→ DO THIS
Look through the listing for the word "telecentric". Copy each line that has it.

======

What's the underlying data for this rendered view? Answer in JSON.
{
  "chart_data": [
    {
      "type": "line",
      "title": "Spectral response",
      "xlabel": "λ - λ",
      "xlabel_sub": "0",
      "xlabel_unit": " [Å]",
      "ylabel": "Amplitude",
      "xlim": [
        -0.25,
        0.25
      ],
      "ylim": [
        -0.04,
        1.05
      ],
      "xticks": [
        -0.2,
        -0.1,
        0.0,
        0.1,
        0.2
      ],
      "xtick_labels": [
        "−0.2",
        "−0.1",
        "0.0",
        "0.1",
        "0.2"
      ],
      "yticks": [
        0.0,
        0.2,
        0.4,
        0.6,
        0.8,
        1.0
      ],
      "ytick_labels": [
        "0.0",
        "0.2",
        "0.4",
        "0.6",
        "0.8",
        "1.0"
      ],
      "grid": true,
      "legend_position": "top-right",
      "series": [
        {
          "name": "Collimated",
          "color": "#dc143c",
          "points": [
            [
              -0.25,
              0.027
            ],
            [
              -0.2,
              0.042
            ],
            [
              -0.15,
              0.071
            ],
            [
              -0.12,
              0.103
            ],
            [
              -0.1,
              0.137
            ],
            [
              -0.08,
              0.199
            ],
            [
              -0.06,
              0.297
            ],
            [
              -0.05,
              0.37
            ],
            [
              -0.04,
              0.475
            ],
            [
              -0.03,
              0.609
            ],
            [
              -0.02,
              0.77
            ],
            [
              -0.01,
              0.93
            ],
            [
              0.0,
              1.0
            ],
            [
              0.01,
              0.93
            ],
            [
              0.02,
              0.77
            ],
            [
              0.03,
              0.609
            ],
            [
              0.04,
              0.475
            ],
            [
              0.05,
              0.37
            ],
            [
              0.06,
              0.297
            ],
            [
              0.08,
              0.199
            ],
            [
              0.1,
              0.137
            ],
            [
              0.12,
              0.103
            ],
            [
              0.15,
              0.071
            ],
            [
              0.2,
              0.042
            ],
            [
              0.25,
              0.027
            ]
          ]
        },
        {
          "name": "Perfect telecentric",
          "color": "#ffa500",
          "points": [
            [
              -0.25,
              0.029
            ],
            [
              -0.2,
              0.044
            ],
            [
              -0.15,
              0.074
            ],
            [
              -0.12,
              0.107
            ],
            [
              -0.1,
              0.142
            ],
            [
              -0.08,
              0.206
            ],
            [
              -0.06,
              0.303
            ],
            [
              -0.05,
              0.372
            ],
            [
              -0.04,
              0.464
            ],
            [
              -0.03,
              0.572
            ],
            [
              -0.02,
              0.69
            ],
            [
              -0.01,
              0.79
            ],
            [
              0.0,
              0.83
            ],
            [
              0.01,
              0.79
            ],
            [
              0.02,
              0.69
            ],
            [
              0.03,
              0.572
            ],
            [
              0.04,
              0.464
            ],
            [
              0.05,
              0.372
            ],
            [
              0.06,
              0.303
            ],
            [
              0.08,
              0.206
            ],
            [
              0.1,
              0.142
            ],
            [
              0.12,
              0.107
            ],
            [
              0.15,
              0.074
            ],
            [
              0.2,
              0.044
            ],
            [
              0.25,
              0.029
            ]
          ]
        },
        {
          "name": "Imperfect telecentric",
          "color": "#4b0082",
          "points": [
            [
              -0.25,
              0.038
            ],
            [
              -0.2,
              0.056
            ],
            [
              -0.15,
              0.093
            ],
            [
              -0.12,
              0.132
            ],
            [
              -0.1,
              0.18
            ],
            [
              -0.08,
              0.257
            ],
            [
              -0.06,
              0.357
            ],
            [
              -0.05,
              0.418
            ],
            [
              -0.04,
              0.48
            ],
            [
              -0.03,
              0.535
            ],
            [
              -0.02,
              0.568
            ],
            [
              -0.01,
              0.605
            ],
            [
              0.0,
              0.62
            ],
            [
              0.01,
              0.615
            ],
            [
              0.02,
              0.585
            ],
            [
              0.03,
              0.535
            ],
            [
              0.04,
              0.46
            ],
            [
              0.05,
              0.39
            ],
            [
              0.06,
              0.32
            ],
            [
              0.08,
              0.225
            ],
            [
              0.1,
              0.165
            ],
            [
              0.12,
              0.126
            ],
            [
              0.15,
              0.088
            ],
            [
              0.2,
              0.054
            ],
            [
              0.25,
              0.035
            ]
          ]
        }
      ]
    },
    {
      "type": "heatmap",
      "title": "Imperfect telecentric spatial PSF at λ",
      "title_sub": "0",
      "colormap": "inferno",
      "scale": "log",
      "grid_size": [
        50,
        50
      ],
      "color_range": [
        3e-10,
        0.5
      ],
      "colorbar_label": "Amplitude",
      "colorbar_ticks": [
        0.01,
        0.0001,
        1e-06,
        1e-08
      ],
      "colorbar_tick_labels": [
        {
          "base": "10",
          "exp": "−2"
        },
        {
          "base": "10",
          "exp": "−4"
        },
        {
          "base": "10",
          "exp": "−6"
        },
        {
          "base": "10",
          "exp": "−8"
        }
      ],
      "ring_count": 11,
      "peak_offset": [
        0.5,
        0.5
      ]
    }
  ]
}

======

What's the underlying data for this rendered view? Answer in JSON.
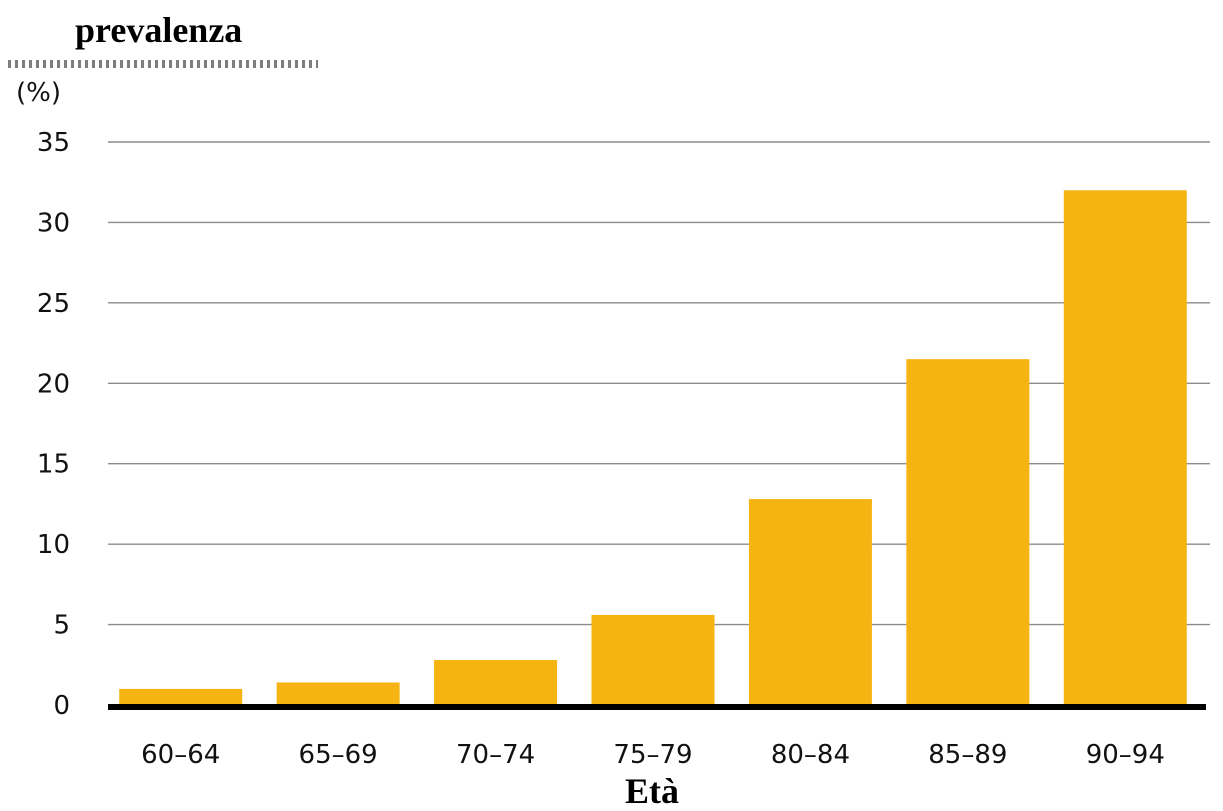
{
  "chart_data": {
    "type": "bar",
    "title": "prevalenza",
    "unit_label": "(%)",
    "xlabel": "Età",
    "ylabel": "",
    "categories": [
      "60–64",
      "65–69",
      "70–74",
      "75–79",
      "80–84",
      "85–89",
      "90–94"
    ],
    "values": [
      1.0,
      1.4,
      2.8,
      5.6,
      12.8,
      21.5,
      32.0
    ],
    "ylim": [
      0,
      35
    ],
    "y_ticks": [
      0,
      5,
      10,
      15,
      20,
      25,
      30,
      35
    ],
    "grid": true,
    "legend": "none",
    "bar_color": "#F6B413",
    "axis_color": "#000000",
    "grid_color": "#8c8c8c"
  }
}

======

→ CORRECT OUTPUT
          "name": "Perfect telecentric",
          "name": "Imperfect telecentric",
      "title": "Imperfect telecentric spatial PSF at λ",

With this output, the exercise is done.